• INSTRUCTIONS FOR THE TASK: Search the records below for the word "this" and show every line where it occurs.

------------------------

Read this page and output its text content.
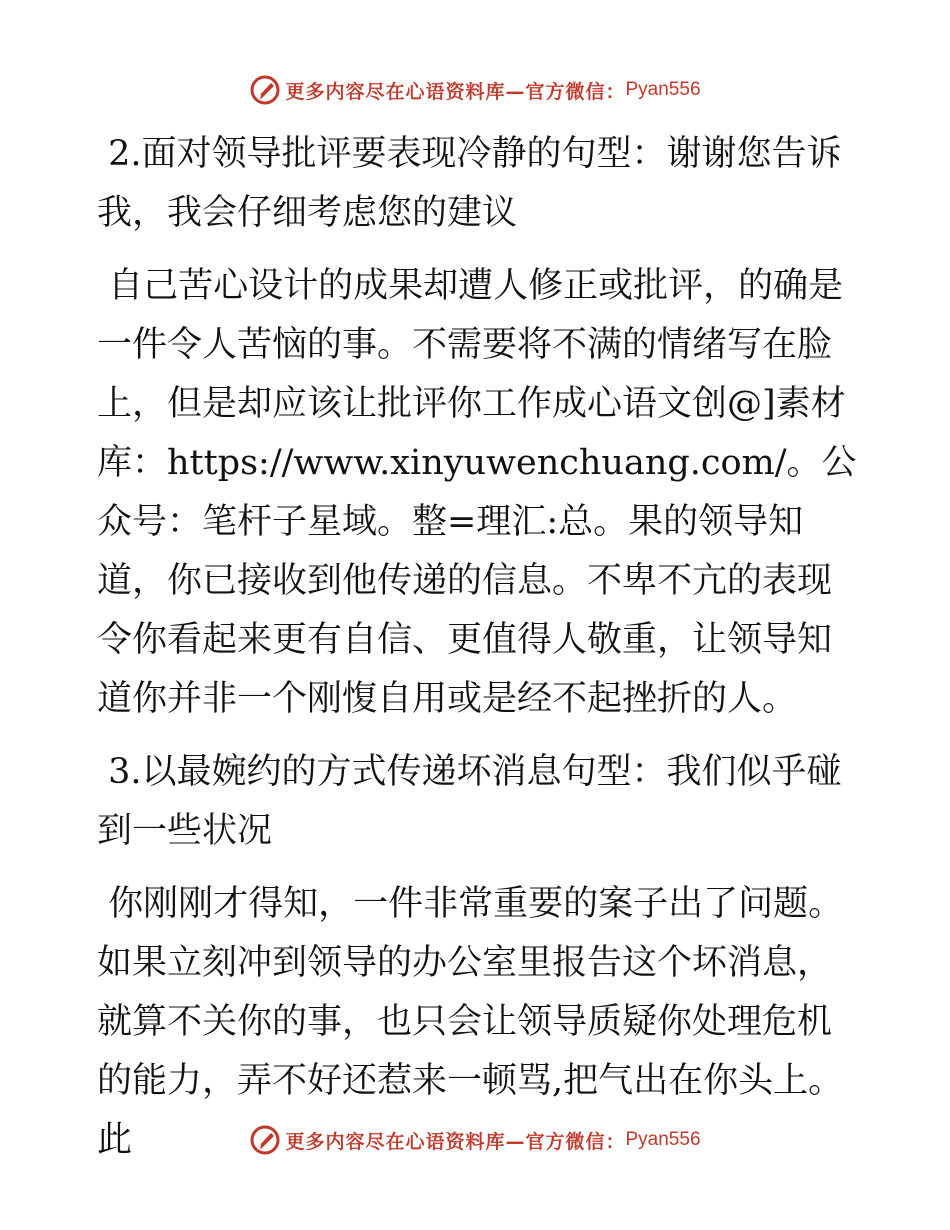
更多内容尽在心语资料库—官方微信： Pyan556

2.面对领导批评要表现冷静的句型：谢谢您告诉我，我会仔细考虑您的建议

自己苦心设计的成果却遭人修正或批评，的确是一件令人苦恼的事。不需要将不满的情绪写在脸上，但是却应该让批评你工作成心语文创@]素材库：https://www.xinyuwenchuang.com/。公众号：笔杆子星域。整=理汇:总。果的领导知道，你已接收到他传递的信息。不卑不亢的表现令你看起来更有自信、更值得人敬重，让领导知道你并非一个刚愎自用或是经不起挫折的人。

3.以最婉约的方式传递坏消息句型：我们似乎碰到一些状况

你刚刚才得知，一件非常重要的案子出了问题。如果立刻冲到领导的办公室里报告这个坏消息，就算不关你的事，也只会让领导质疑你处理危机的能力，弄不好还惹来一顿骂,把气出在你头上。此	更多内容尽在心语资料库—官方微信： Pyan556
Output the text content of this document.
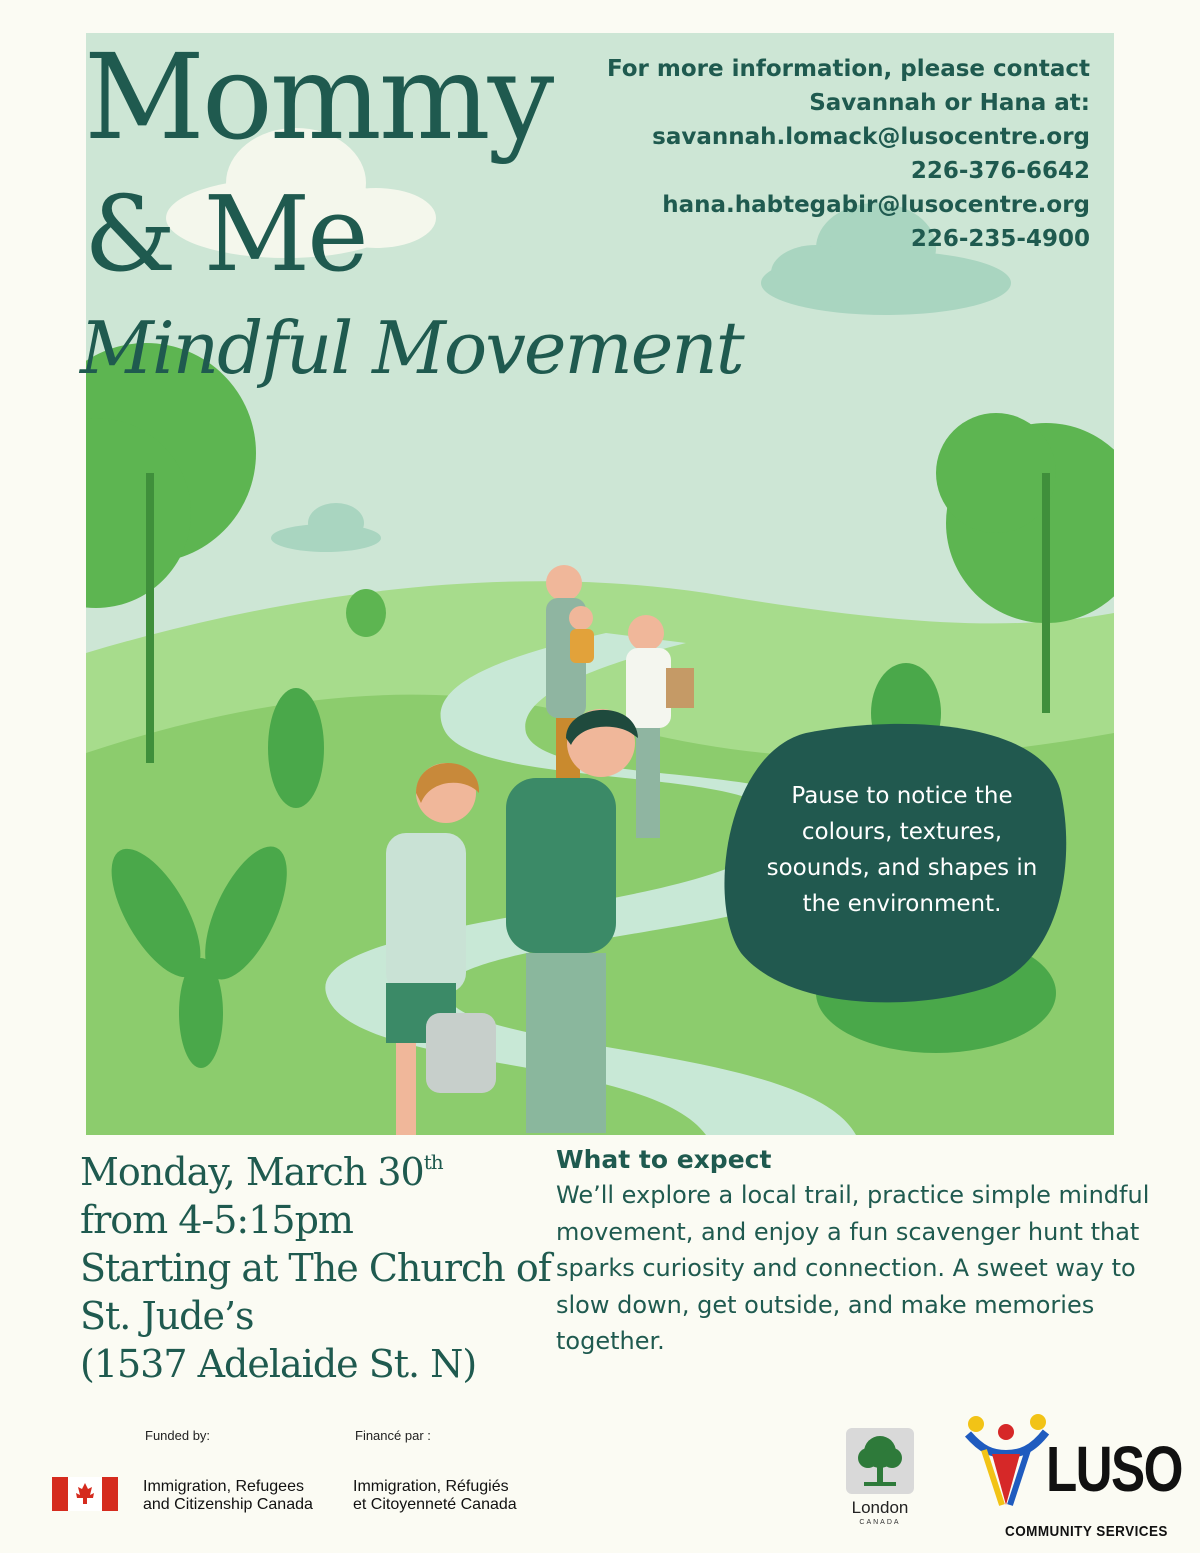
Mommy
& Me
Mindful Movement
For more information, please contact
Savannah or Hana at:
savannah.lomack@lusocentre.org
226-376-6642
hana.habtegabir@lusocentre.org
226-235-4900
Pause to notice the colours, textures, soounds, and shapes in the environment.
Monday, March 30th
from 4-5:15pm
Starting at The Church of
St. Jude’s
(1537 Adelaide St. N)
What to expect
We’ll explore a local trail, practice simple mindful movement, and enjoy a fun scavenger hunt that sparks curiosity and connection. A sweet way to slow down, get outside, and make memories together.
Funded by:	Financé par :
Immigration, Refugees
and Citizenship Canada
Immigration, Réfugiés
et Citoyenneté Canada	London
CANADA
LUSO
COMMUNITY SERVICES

------------------------

• TASK SOLUTION:
Read this page and output its text content.
Output the text content of this document.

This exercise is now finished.